↓

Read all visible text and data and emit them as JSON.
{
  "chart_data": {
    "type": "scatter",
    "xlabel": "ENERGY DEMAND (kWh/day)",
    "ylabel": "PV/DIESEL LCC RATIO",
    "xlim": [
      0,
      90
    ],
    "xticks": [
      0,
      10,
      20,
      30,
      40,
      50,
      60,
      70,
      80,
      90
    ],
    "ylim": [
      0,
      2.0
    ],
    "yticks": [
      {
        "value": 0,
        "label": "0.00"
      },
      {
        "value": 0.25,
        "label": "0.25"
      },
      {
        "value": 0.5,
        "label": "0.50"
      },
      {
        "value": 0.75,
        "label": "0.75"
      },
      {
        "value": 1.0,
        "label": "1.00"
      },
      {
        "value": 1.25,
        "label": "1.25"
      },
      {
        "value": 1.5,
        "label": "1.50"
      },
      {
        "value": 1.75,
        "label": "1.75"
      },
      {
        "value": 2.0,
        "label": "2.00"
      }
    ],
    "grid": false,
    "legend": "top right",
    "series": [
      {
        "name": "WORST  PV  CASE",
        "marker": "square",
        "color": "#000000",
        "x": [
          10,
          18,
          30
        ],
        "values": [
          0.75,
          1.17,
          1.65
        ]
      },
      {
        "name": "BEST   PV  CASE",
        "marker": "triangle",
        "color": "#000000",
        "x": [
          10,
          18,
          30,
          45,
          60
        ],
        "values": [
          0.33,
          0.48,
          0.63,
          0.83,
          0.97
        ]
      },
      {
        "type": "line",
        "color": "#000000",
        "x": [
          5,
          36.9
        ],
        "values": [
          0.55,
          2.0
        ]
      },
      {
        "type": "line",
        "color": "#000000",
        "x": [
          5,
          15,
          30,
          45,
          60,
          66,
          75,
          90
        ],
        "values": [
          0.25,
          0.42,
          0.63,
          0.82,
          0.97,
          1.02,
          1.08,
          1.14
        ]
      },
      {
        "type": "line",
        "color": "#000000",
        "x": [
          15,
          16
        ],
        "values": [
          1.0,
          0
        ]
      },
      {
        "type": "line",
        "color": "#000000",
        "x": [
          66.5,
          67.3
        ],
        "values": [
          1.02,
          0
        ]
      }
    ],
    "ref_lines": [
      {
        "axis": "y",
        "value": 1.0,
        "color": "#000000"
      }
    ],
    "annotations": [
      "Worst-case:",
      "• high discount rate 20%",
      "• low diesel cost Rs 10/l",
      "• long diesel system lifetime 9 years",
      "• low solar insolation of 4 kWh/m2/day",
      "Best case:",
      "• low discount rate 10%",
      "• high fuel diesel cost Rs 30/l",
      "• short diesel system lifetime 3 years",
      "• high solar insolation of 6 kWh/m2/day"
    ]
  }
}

↑

**PROBLEM TO SOLVE**
Lines containing the word "years" must all be returned from the material above.

**EXPECTED OUTPUT**
      "• long diesel system lifetime 9 years",
      "• short diesel system lifetime 3 years",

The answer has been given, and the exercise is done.